Please count the lines below that contain the word "legend", and reply with that number alone.

:: Listing

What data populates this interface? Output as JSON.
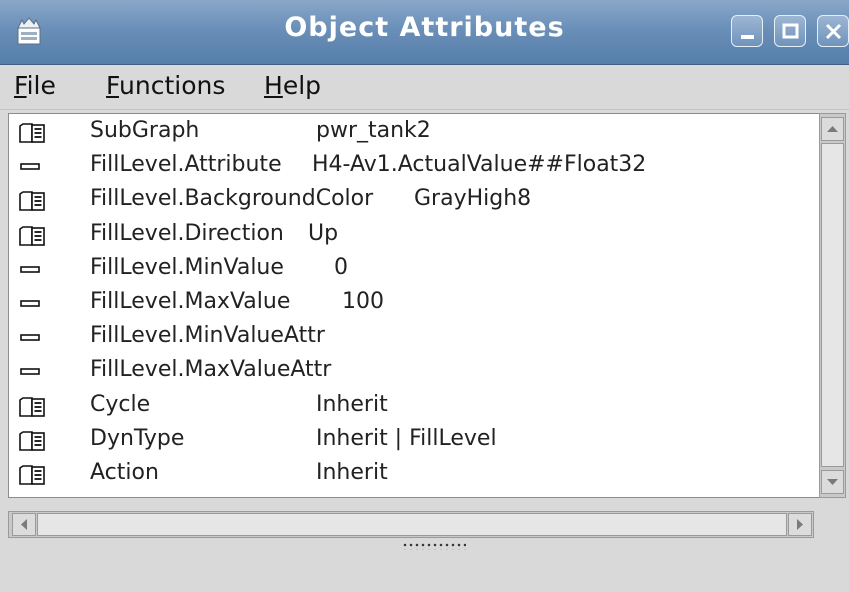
{
  "window": {
    "title": "Object Attributes"
  },
  "menu": {
    "file_underline": "F",
    "file_rest": "ile",
    "functions_underline": "F",
    "functions_rest": "unctions",
    "help_underline": "H",
    "help_rest": "elp"
  },
  "attributes": [
    {
      "icon": "folder-icon",
      "name": "SubGraph",
      "value": "pwr_tank2"
    },
    {
      "icon": "dash-icon",
      "name": "FillLevel.Attribute",
      "value": "H4-Av1.ActualValue##Float32"
    },
    {
      "icon": "folder-icon",
      "name": "FillLevel.BackgroundColor",
      "value": "GrayHigh8"
    },
    {
      "icon": "folder-icon",
      "name": "FillLevel.Direction",
      "value": "Up"
    },
    {
      "icon": "dash-icon",
      "name": "FillLevel.MinValue",
      "value": "0"
    },
    {
      "icon": "dash-icon",
      "name": "FillLevel.MaxValue",
      "value": "100"
    },
    {
      "icon": "dash-icon",
      "name": "FillLevel.MinValueAttr",
      "value": ""
    },
    {
      "icon": "dash-icon",
      "name": "FillLevel.MaxValueAttr",
      "value": ""
    },
    {
      "icon": "folder-icon",
      "name": "Cycle",
      "value": "Inherit"
    },
    {
      "icon": "folder-icon",
      "name": "DynType",
      "value": "Inherit | FillLevel"
    },
    {
      "icon": "folder-icon",
      "name": "Action",
      "value": "Inherit"
    }
  ],
  "colors": {
    "titlebar": "#6a8fb8",
    "background": "#d9d9d9",
    "list_background": "#ffffff"
  }
}
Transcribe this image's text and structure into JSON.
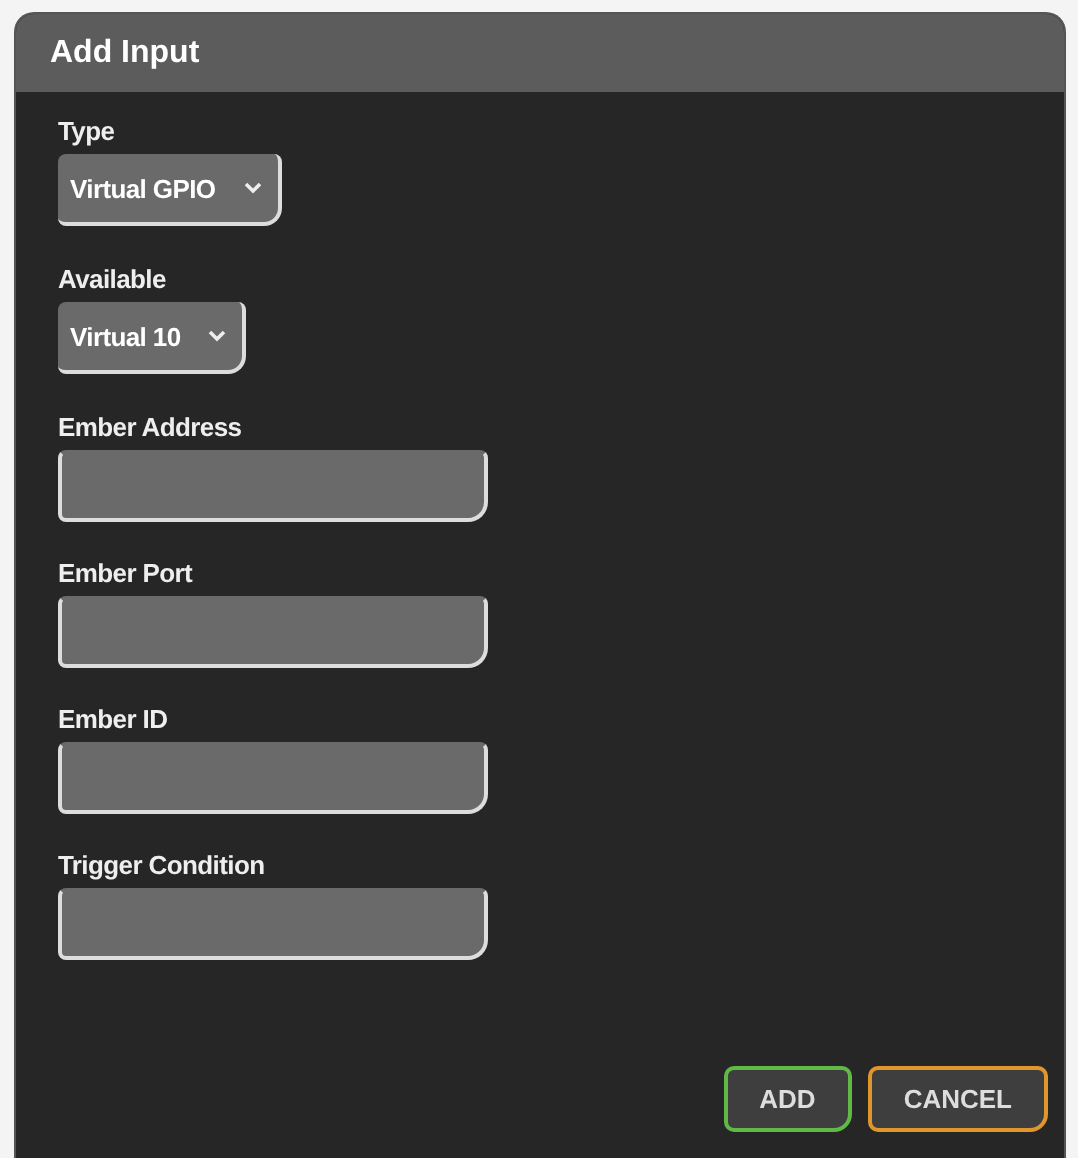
{
  "dialog": {
    "title": "Add Input"
  },
  "fields": [
    {
      "label": "Type",
      "kind": "select",
      "value": "Virtual GPIO"
    },
    {
      "label": "Available",
      "kind": "select",
      "value": "Virtual 10"
    },
    {
      "label": "Ember Address",
      "kind": "text"
    },
    {
      "label": "Ember Port",
      "kind": "text"
    },
    {
      "label": "Ember ID",
      "kind": "text"
    },
    {
      "label": "Trigger Condition",
      "kind": "text"
    }
  ],
  "buttons": [
    {
      "label": "ADD",
      "kind": "confirm"
    },
    {
      "label": "CANCEL",
      "kind": "cancel"
    }
  ]
}
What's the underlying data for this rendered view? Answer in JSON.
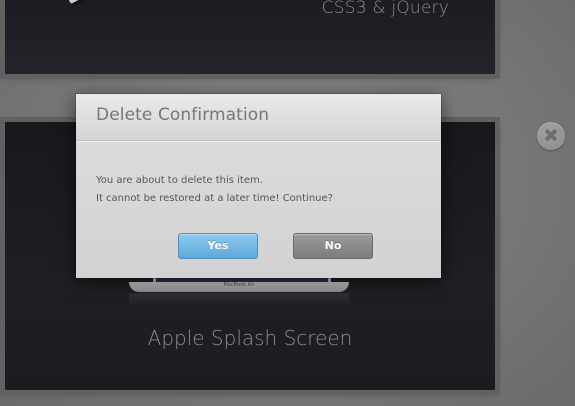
{
  "cards": {
    "top_title": "CSS3 & jQuery",
    "bottom_title": "Apple Splash Screen",
    "laptop_label": "MacBook Air"
  },
  "close_button": {
    "glyph": "✖",
    "icon": "close-icon"
  },
  "dialog": {
    "title": "Delete Confirmation",
    "message_line_1": "You are about to delete this item.",
    "message_line_2": "It cannot be restored at a later time! Continue?",
    "yes_label": "Yes",
    "no_label": "No"
  },
  "colors": {
    "yes_button": "#5fa8d8",
    "no_button": "#7c7c7c",
    "card_background": "#1d1d22",
    "page_background": "#7a7a7a"
  }
}
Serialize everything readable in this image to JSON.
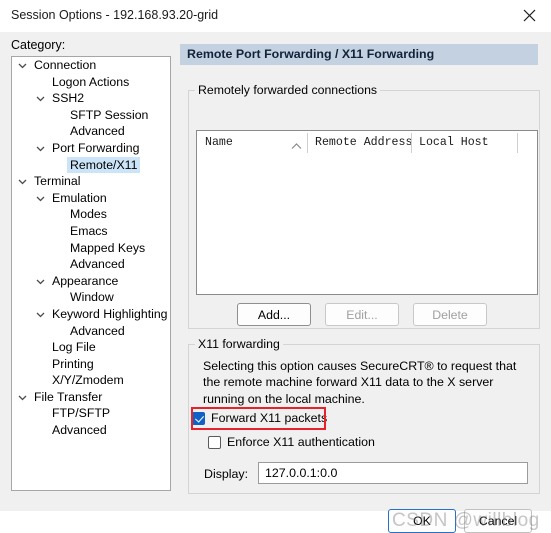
{
  "window": {
    "title": "Session Options - 192.168.93.20-grid",
    "close_icon": "close-icon"
  },
  "category": {
    "label": "Category:",
    "items": [
      {
        "label": "Connection",
        "indent": 0,
        "expander": "chevron-down",
        "selected": false
      },
      {
        "label": "Logon Actions",
        "indent": 1,
        "expander": "none",
        "selected": false
      },
      {
        "label": "SSH2",
        "indent": 1,
        "expander": "chevron-down",
        "selected": false
      },
      {
        "label": "SFTP Session",
        "indent": 2,
        "expander": "none",
        "selected": false
      },
      {
        "label": "Advanced",
        "indent": 2,
        "expander": "none",
        "selected": false
      },
      {
        "label": "Port Forwarding",
        "indent": 1,
        "expander": "chevron-down",
        "selected": false
      },
      {
        "label": "Remote/X11",
        "indent": 2,
        "expander": "none",
        "selected": true
      },
      {
        "label": "Terminal",
        "indent": 0,
        "expander": "chevron-down",
        "selected": false
      },
      {
        "label": "Emulation",
        "indent": 1,
        "expander": "chevron-down",
        "selected": false
      },
      {
        "label": "Modes",
        "indent": 2,
        "expander": "none",
        "selected": false
      },
      {
        "label": "Emacs",
        "indent": 2,
        "expander": "none",
        "selected": false
      },
      {
        "label": "Mapped Keys",
        "indent": 2,
        "expander": "none",
        "selected": false
      },
      {
        "label": "Advanced",
        "indent": 2,
        "expander": "none",
        "selected": false
      },
      {
        "label": "Appearance",
        "indent": 1,
        "expander": "chevron-down",
        "selected": false
      },
      {
        "label": "Window",
        "indent": 2,
        "expander": "none",
        "selected": false
      },
      {
        "label": "Keyword Highlighting",
        "indent": 1,
        "expander": "chevron-down",
        "selected": false
      },
      {
        "label": "Advanced",
        "indent": 2,
        "expander": "none",
        "selected": false
      },
      {
        "label": "Log File",
        "indent": 1,
        "expander": "none",
        "selected": false
      },
      {
        "label": "Printing",
        "indent": 1,
        "expander": "none",
        "selected": false
      },
      {
        "label": "X/Y/Zmodem",
        "indent": 1,
        "expander": "none",
        "selected": false
      },
      {
        "label": "File Transfer",
        "indent": 0,
        "expander": "chevron-down",
        "selected": false
      },
      {
        "label": "FTP/SFTP",
        "indent": 1,
        "expander": "none",
        "selected": false
      },
      {
        "label": "Advanced",
        "indent": 1,
        "expander": "none",
        "selected": false
      }
    ]
  },
  "main": {
    "section_header": "Remote Port Forwarding / X11 Forwarding",
    "forwarded": {
      "legend": "Remotely forwarded connections",
      "columns": [
        "Name",
        "Remote Address",
        "Local Host"
      ],
      "sort_column": "Name",
      "sort_icon": "sort-ascending-icon",
      "rows": [],
      "buttons": {
        "add": "Add...",
        "edit": "Edit...",
        "delete": "Delete"
      }
    },
    "x11": {
      "legend": "X11 forwarding",
      "description": "Selecting this option causes SecureCRT® to request that the remote machine forward X11 data to the X server running on the local machine.",
      "forward_packets_label": "Forward X11 packets",
      "forward_packets_checked": true,
      "enforce_auth_label": "Enforce X11 authentication",
      "enforce_auth_checked": false,
      "display_label": "Display:",
      "display_value": "127.0.0.1:0.0",
      "highlight_color": "#e8222a"
    }
  },
  "footer": {
    "ok": "OK",
    "cancel": "Cancel"
  },
  "watermark": {
    "text": "CSDN @willblog"
  }
}
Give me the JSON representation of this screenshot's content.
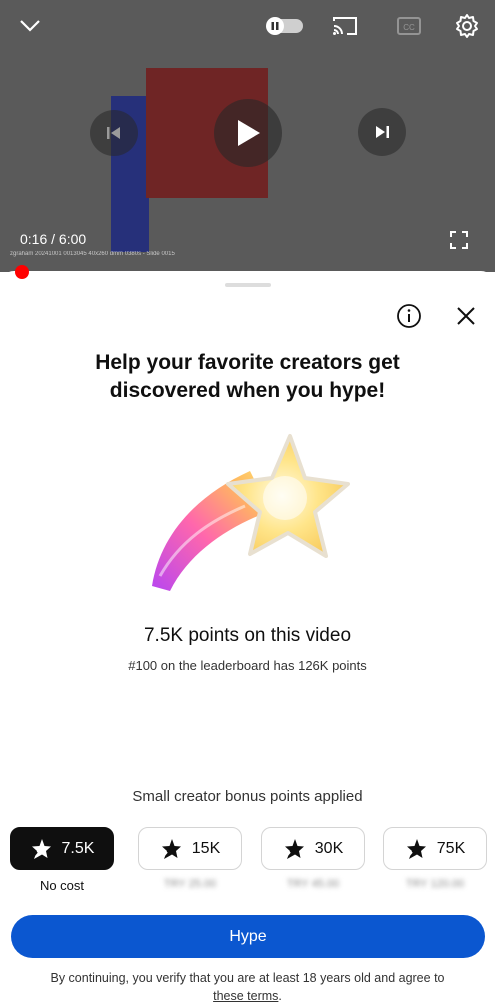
{
  "player": {
    "time_current": "0:16",
    "time_separator": " / ",
    "time_total": "6:00",
    "caption": "zgraham 20241001 0013045 40x260 dmm 0380s - Slide 0015",
    "progress": 0.044
  },
  "sheet": {
    "headline": "Help your favorite creators get discovered when you hype!",
    "points_title": "7.5K points on this video",
    "leaderboard_text": "#100 on the leaderboard has 126K points",
    "bonus_text": "Small creator bonus points applied",
    "options": [
      {
        "label": "7.5K",
        "sub": "No cost",
        "selected": true
      },
      {
        "label": "15K",
        "sub": "TRY 25.00",
        "selected": false
      },
      {
        "label": "30K",
        "sub": "TRY 45.00",
        "selected": false
      },
      {
        "label": "75K",
        "sub": "TRY 120.00",
        "selected": false
      }
    ],
    "hype_label": "Hype",
    "terms_text": "By continuing, you verify that you are at least 18 years old and agree to",
    "terms_link": "these terms",
    "terms_end": "."
  },
  "colors": {
    "accent": "#0b57d0",
    "progress": "#ff0000",
    "selected_option": "#0f0f0f"
  },
  "icons": [
    "chevron-down-icon",
    "pause-icon",
    "cast-icon",
    "captions-icon",
    "gear-icon",
    "previous-icon",
    "play-icon",
    "next-icon",
    "fullscreen-icon",
    "info-icon",
    "close-icon",
    "hype-star-icon"
  ]
}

::::

Reply to the exercise: 2